▶ Task input
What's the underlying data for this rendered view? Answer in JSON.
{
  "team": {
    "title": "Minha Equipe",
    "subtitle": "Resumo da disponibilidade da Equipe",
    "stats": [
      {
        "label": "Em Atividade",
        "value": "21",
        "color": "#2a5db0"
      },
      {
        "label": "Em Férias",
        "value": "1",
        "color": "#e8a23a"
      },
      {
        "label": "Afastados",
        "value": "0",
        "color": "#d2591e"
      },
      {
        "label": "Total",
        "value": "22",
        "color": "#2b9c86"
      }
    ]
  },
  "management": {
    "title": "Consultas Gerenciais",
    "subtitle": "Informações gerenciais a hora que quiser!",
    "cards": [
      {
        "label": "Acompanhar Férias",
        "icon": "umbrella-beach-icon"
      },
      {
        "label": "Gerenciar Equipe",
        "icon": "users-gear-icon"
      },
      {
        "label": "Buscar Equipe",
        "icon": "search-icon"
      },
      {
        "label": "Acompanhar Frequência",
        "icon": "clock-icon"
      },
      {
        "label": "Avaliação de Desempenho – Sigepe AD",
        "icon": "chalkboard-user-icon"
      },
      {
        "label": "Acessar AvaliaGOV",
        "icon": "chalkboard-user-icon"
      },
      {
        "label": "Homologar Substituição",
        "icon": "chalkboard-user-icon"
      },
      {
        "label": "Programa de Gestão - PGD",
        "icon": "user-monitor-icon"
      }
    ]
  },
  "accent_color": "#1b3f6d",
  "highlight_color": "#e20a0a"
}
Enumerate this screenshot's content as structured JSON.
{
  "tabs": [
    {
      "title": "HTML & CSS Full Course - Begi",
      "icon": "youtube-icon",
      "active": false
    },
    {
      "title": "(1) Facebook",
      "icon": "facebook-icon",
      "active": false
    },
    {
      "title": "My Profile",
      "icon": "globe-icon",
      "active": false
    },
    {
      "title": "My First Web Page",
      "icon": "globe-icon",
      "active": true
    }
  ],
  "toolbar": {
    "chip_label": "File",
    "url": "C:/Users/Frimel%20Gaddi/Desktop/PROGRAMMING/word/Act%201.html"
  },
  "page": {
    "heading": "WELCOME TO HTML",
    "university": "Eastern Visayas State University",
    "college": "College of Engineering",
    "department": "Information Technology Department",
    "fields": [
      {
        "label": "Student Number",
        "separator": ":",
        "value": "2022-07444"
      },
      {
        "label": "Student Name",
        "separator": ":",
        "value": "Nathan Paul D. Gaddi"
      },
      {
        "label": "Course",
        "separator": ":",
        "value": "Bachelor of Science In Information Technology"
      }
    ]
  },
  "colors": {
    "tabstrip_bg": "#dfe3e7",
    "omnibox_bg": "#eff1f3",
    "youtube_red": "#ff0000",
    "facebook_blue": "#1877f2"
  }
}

▶ What you should do
Report the number of lines that include the string "Acompanhar"; return nothing but the count.

▶ Task answer
2